** Begin Data extract **

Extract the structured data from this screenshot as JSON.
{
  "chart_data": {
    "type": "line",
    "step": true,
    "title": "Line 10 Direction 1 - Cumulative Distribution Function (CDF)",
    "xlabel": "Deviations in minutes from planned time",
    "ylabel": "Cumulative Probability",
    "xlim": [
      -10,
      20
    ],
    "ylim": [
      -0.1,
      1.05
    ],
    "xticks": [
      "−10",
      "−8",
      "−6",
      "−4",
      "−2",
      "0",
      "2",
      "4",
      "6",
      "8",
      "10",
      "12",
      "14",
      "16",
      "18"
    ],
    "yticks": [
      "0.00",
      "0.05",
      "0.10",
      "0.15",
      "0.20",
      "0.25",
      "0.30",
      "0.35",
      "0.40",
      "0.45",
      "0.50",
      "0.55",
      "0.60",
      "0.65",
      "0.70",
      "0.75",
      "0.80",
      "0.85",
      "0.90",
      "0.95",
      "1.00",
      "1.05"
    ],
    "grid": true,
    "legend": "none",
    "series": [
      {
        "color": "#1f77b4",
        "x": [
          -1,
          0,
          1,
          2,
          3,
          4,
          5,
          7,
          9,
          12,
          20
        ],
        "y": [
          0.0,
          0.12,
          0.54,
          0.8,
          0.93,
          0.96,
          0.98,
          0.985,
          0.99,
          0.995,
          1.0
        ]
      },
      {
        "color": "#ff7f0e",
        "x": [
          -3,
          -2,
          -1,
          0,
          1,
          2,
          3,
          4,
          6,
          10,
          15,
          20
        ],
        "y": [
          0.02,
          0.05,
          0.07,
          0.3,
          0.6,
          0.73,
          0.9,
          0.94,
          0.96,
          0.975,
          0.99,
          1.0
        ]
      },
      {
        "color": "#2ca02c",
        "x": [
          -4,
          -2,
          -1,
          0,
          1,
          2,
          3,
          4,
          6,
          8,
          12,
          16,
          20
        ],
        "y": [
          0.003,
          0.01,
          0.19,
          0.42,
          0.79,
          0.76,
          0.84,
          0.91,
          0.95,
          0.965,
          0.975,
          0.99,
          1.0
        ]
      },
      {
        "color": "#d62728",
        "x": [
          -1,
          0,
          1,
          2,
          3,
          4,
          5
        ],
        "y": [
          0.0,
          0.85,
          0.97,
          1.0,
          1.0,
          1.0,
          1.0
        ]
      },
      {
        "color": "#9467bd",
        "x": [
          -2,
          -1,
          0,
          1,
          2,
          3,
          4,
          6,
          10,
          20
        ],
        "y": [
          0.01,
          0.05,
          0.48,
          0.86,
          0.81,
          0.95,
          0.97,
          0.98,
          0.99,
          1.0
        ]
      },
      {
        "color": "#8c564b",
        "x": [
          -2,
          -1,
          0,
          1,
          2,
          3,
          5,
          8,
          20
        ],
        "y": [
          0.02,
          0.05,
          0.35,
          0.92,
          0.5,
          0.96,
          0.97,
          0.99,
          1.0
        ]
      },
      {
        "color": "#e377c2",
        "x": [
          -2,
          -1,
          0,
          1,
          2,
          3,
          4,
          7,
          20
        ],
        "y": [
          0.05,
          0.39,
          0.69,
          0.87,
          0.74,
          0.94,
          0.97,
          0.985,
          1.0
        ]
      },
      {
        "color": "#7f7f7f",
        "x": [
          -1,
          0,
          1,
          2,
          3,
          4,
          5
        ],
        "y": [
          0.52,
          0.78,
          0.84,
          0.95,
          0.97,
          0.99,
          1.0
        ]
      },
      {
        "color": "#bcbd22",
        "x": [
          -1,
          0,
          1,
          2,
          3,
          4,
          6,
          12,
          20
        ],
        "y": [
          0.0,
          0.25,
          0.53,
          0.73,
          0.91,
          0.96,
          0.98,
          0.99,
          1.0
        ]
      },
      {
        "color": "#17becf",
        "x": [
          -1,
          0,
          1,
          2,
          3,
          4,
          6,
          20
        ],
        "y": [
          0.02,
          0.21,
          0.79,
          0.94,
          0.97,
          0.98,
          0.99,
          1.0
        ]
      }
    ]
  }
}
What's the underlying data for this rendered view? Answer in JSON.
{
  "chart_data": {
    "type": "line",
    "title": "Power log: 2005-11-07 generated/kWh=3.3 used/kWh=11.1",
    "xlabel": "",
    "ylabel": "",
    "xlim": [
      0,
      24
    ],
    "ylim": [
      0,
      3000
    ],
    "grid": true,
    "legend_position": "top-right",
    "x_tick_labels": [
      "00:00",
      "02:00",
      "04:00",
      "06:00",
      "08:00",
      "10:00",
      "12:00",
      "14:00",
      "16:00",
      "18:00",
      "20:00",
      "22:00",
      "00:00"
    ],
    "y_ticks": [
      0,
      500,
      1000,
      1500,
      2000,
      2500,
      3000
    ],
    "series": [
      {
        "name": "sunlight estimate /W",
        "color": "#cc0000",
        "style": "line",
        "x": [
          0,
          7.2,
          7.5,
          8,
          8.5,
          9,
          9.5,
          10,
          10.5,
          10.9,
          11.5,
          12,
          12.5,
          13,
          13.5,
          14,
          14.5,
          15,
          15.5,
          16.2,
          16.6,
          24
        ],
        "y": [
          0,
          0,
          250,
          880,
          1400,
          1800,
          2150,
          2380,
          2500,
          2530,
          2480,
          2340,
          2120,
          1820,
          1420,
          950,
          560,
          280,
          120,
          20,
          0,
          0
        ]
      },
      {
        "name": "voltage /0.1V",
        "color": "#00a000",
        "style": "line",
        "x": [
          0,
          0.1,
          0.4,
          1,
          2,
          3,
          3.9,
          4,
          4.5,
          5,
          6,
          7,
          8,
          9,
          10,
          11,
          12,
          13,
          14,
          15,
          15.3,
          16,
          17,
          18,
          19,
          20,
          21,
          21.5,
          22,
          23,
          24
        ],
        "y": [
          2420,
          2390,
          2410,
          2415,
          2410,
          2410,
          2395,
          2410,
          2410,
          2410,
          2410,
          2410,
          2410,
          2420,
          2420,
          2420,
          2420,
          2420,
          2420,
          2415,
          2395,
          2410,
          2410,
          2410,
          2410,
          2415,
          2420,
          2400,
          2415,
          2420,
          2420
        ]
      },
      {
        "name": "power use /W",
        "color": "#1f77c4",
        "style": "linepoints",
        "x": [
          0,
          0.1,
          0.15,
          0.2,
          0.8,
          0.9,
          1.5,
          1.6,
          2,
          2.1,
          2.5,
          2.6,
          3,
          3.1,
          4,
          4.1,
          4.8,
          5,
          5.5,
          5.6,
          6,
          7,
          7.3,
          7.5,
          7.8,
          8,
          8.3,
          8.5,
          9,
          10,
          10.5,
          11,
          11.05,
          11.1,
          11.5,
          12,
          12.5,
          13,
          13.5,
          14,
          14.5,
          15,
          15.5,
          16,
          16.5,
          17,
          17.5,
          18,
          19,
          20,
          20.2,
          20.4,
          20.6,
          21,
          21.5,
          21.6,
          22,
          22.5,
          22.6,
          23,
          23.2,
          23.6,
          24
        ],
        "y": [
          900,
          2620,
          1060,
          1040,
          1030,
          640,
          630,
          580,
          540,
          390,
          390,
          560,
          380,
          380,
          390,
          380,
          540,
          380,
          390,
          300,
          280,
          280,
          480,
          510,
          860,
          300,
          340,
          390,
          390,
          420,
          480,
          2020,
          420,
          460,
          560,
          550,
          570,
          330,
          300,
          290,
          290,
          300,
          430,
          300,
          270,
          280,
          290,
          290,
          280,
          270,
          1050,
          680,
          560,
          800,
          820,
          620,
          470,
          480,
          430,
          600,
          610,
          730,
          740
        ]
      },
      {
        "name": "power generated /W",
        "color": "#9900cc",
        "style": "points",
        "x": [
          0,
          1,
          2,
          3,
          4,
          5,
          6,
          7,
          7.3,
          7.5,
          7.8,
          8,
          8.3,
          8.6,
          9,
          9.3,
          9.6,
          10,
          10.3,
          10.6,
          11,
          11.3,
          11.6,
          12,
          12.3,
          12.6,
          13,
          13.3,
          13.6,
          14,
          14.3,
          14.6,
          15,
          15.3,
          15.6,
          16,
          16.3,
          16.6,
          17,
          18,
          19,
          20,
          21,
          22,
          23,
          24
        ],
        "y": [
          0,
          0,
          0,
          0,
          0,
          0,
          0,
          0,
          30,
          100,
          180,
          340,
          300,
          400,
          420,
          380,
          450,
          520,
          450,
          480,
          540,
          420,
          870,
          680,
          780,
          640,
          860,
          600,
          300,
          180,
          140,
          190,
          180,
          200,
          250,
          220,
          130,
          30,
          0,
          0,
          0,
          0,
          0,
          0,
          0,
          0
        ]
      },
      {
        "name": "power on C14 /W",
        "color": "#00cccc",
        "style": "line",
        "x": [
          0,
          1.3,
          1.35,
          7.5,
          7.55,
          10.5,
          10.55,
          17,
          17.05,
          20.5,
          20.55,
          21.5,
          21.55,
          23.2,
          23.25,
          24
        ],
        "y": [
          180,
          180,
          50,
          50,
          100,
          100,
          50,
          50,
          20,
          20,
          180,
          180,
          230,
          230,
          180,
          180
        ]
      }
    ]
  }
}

** End Data extract **

What is required:
Tally the lines in the entries above that hold the word "name". Reply with nothing but that count.

The reply:
5